= Beginning of Section =

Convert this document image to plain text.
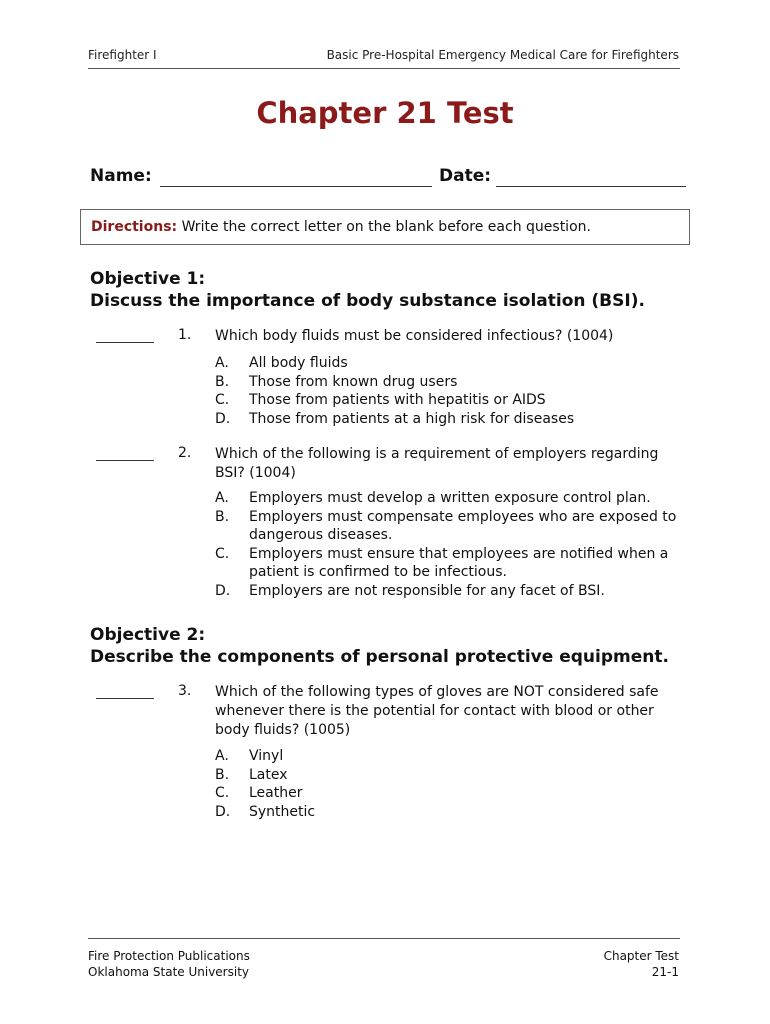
Firefighter I	Basic Pre-Hospital Emergency Medical Care for Firefighters
Chapter 21 Test
Name:	Date:
Directions: Write the correct letter on the blank before each question.
Objective 1:
Discuss the importance of body substance isolation (BSI).
1. Which body fluids must be considered infectious? (1004)
A.	All body fluids
B.	Those from known drug users
C.	Those from patients with hepatitis or AIDS
D.	Those from patients at a high risk for diseases
2. Which of the following is a requirement of employers regarding BSI? (1004)
A.	Employers must develop a written exposure control plan.
B.	Employers must compensate employees who are exposed to dangerous diseases.
C.	Employers must ensure that employees are notified when a patient is confirmed to be infectious.
D.	Employers are not responsible for any facet of BSI.
Objective 2:
Describe the components of personal protective equipment.
3. Which of the following types of gloves are NOT considered safe whenever there is the potential for contact with blood or other body fluids? (1005)
A.	Vinyl
B.	Latex
C.	Leather
D.	Synthetic
Fire Protection Publications
Oklahoma State University
Chapter Test
21-1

= End of Section =

** Task goal **
In your answer, print the entries above exactly, with the pictures left out.

** Exercise output **
Convert this document image to plain text.
Firefighter I	Basic Pre-Hospital Emergency Medical Care for Firefighters
Chapter 21 Test
Name:	Date:
Directions: Write the correct letter on the blank before each question.
Objective 1:
Discuss the importance of body substance isolation (BSI).
1. Which body fluids must be considered infectious? (1004)
A.	All body fluids
B.	Those from known drug users
C.	Those from patients with hepatitis or AIDS
D.	Those from patients at a high risk for diseases
2. Which of the following is a requirement of employers regarding BSI? (1004)
A.	Employers must develop a written exposure control plan.
B.	Employers must compensate employees who are exposed to dangerous diseases.
C.	Employers must ensure that employees are notified when a patient is confirmed to be infectious.
D.	Employers are not responsible for any facet of BSI.
Objective 2:
Describe the components of personal protective equipment.
3. Which of the following types of gloves are NOT considered safe whenever there is the potential for contact with blood or other body fluids? (1005)
A.	Vinyl
B.	Latex
C.	Leather
D.	Synthetic
Fire Protection Publications
Oklahoma State University
Chapter Test
21-1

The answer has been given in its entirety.